## [Task directions]
Write the data out again in full, with no departure from the original.

## [Data rows]
- - -
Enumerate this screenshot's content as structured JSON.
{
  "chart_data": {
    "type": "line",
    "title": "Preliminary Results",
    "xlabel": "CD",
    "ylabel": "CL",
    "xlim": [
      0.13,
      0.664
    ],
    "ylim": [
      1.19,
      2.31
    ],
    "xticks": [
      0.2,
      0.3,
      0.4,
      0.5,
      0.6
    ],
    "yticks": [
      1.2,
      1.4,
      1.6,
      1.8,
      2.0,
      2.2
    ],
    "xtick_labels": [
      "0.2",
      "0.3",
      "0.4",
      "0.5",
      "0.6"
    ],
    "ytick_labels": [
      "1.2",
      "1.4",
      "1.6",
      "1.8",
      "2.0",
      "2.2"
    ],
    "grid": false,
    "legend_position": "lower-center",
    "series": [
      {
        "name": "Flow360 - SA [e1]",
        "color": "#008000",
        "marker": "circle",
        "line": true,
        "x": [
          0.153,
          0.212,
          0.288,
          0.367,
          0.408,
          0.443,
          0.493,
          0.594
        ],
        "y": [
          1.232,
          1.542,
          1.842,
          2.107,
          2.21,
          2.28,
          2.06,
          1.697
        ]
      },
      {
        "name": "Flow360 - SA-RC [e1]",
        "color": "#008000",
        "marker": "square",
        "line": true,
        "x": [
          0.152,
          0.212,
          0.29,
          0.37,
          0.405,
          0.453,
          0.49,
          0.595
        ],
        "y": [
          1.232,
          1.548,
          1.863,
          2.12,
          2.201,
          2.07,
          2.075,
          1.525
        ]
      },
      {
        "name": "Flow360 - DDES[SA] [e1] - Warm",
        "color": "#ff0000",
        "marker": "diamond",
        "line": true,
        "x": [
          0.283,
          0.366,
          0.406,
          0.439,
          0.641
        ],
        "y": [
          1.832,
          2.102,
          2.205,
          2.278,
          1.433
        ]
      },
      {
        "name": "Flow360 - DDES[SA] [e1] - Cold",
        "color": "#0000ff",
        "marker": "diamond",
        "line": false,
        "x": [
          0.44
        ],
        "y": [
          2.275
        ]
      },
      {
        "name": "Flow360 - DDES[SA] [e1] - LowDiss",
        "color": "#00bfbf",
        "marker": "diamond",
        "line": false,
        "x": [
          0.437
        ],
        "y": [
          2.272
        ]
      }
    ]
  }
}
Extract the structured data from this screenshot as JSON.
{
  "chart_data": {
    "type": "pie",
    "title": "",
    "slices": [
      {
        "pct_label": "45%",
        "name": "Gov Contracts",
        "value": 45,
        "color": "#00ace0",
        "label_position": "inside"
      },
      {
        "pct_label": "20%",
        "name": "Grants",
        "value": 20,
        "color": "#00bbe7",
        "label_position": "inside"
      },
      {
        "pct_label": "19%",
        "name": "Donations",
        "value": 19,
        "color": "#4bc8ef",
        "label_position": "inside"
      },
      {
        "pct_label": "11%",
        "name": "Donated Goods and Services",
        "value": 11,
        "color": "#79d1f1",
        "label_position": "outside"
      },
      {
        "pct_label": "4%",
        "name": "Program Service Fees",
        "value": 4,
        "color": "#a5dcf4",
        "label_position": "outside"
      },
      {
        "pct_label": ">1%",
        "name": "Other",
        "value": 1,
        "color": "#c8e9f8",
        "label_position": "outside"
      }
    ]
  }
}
- - -
## [Written answer]
Enumerate this screenshot's content as structured JSON.
{
  "chart_data": {
    "type": "line",
    "title": "Preliminary Results",
    "xlabel": "CD",
    "ylabel": "CL",
    "xlim": [
      0.13,
      0.664
    ],
    "ylim": [
      1.19,
      2.31
    ],
    "xticks": [
      0.2,
      0.3,
      0.4,
      0.5,
      0.6
    ],
    "yticks": [
      1.2,
      1.4,
      1.6,
      1.8,
      2.0,
      2.2
    ],
    "xtick_labels": [
      "0.2",
      "0.3",
      "0.4",
      "0.5",
      "0.6"
    ],
    "ytick_labels": [
      "1.2",
      "1.4",
      "1.6",
      "1.8",
      "2.0",
      "2.2"
    ],
    "grid": false,
    "legend_position": "lower-center",
    "series": [
      {
        "name": "Flow360 - SA [e1]",
        "color": "#008000",
        "marker": "circle",
        "line": true,
        "x": [
          0.153,
          0.212,
          0.288,
          0.367,
          0.408,
          0.443,
          0.493,
          0.594
        ],
        "y": [
          1.232,
          1.542,
          1.842,
          2.107,
          2.21,
          2.28,
          2.06,
          1.697
        ]
      },
      {
        "name": "Flow360 - SA-RC [e1]",
        "color": "#008000",
        "marker": "square",
        "line": true,
        "x": [
          0.152,
          0.212,
          0.29,
          0.37,
          0.405,
          0.453,
          0.49,
          0.595
        ],
        "y": [
          1.232,
          1.548,
          1.863,
          2.12,
          2.201,
          2.07,
          2.075,
          1.525
        ]
      },
      {
        "name": "Flow360 - DDES[SA] [e1] - Warm",
        "color": "#ff0000",
        "marker": "diamond",
        "line": true,
        "x": [
          0.283,
          0.366,
          0.406,
          0.439,
          0.641
        ],
        "y": [
          1.832,
          2.102,
          2.205,
          2.278,
          1.433
        ]
      },
      {
        "name": "Flow360 - DDES[SA] [e1] - Cold",
        "color": "#0000ff",
        "marker": "diamond",
        "line": false,
        "x": [
          0.44
        ],
        "y": [
          2.275
        ]
      },
      {
        "name": "Flow360 - DDES[SA] [e1] - LowDiss",
        "color": "#00bfbf",
        "marker": "diamond",
        "line": false,
        "x": [
          0.437
        ],
        "y": [
          2.272
        ]
      }
    ]
  }
}
Extract the structured data from this screenshot as JSON.
{
  "chart_data": {
    "type": "pie",
    "title": "",
    "slices": [
      {
        "pct_label": "45%",
        "name": "Gov Contracts",
        "value": 45,
        "color": "#00ace0",
        "label_position": "inside"
      },
      {
        "pct_label": "20%",
        "name": "Grants",
        "value": 20,
        "color": "#00bbe7",
        "label_position": "inside"
      },
      {
        "pct_label": "19%",
        "name": "Donations",
        "value": 19,
        "color": "#4bc8ef",
        "label_position": "inside"
      },
      {
        "pct_label": "11%",
        "name": "Donated Goods and Services",
        "value": 11,
        "color": "#79d1f1",
        "label_position": "outside"
      },
      {
        "pct_label": "4%",
        "name": "Program Service Fees",
        "value": 4,
        "color": "#a5dcf4",
        "label_position": "outside"
      },
      {
        "pct_label": ">1%",
        "name": "Other",
        "value": 1,
        "color": "#c8e9f8",
        "label_position": "outside"
      }
    ]
  }
}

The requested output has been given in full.